• Task instructions:
Using the listing below, extract each line that has the word "handle" in it.

• Records contained in a dataset:

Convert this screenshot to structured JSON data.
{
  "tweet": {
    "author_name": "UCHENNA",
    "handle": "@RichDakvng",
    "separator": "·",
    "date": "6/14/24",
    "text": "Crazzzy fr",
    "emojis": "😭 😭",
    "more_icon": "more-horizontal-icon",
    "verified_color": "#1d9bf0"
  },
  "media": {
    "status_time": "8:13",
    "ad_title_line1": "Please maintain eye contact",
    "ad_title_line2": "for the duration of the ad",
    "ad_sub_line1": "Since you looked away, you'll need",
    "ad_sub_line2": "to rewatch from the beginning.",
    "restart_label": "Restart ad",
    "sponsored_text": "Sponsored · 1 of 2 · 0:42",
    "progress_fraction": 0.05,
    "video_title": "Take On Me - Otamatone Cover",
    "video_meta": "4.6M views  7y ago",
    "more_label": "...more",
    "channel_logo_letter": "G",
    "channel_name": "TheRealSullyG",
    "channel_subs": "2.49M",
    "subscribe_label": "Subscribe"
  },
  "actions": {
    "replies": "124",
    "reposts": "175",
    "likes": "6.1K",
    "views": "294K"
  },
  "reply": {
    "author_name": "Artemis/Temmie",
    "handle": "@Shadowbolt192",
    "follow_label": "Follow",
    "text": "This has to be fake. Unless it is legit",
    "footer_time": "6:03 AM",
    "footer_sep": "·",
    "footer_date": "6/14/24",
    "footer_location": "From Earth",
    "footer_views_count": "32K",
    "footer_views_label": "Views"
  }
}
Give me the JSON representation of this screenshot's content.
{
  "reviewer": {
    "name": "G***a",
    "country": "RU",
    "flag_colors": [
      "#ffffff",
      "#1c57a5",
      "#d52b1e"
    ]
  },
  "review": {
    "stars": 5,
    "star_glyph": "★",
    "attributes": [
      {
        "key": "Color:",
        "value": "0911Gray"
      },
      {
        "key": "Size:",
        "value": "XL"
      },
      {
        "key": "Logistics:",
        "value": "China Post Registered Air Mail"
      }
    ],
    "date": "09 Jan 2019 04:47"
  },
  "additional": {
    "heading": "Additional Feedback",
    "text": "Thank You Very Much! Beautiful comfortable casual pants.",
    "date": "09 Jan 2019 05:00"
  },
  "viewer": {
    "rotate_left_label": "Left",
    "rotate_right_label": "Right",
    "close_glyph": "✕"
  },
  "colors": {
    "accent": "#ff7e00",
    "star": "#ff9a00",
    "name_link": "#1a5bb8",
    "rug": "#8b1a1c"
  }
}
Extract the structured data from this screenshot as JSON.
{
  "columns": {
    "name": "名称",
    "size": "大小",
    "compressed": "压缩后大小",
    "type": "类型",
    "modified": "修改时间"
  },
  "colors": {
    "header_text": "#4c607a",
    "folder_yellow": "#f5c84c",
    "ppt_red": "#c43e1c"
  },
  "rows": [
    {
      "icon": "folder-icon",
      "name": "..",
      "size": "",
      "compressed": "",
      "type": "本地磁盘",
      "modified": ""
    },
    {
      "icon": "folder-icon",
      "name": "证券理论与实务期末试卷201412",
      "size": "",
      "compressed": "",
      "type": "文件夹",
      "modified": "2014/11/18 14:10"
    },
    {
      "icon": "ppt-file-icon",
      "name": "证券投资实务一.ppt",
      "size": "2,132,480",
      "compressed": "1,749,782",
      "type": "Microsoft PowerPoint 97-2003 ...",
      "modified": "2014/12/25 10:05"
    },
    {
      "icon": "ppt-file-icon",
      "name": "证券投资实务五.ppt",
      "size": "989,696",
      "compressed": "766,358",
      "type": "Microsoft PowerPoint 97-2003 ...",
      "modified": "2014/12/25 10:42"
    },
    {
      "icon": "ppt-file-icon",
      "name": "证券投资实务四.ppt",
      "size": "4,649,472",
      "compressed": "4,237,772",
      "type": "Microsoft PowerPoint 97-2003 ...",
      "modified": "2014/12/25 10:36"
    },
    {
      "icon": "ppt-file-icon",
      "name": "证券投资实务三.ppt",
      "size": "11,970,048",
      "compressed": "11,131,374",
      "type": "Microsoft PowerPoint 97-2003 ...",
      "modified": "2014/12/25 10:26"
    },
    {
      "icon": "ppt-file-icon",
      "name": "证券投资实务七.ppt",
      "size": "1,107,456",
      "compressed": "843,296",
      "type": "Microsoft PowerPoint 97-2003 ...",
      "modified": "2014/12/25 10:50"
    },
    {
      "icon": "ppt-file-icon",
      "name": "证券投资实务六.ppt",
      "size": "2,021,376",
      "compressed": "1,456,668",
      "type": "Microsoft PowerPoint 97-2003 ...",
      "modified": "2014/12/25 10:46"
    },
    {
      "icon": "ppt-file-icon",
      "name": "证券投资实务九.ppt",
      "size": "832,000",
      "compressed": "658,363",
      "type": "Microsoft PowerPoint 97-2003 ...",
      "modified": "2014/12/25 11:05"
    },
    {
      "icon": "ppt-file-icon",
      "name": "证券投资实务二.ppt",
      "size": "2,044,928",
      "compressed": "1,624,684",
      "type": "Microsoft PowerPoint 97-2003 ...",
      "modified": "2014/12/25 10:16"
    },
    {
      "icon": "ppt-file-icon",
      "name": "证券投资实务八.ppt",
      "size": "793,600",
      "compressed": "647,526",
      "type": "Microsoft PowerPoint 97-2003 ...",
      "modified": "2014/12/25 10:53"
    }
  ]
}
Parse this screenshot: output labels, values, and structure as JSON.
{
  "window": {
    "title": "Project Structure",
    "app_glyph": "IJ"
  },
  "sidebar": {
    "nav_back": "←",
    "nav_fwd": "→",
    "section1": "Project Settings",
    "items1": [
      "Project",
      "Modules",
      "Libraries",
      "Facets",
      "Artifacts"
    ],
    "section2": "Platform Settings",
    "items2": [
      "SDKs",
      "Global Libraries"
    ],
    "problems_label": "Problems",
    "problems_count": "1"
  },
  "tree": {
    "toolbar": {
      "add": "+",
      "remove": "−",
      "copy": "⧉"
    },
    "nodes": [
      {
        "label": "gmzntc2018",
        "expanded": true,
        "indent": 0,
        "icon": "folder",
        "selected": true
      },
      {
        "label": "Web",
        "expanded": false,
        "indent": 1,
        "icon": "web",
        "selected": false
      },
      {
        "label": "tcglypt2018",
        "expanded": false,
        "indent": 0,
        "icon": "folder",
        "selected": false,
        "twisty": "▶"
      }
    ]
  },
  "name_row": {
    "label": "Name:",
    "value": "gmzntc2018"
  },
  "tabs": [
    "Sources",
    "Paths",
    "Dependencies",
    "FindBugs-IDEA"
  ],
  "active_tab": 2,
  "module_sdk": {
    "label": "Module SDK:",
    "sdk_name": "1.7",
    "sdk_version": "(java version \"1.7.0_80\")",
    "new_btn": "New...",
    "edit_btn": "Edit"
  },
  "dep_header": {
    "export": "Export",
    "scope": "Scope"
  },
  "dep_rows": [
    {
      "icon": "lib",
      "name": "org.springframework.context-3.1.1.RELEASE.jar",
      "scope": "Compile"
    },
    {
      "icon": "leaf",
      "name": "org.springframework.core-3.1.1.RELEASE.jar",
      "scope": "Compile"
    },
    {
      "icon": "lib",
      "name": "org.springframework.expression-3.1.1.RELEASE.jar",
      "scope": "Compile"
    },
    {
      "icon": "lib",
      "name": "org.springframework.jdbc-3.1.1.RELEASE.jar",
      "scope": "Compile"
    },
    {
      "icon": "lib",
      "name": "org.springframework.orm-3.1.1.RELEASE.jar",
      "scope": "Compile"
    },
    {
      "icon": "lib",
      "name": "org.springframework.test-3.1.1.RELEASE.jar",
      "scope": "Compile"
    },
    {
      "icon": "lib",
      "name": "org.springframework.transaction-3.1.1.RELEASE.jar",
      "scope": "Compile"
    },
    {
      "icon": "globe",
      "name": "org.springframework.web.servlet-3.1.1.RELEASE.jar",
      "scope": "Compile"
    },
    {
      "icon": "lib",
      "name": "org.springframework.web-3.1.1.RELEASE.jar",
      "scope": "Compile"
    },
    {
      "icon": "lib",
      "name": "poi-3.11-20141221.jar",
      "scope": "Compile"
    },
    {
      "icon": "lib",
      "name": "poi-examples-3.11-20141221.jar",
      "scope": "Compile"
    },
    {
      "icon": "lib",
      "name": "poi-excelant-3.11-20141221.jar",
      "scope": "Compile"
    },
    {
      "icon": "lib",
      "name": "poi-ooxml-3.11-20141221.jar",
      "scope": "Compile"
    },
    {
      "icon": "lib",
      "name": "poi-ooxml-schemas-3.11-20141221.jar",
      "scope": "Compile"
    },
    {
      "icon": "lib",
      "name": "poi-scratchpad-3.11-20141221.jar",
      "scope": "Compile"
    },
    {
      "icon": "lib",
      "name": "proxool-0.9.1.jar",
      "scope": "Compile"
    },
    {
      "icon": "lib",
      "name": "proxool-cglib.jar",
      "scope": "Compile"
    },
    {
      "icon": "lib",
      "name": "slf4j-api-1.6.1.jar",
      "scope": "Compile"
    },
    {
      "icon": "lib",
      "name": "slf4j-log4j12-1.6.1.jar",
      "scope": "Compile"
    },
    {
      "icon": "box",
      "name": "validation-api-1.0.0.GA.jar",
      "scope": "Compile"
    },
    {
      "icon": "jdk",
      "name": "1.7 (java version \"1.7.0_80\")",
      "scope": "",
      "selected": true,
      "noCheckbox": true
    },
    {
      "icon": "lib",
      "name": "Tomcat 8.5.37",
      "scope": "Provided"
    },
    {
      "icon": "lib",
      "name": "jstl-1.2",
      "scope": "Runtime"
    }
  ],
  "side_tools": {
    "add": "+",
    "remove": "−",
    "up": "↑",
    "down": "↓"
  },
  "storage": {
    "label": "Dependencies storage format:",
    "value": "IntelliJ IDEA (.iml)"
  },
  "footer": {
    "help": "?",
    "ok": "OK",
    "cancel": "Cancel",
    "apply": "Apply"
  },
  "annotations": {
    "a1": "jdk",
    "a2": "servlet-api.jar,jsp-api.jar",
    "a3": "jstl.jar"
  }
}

• Answer to this problem:
    "handle": "@RichDakvng",
    "handle": "@Shadowbolt192",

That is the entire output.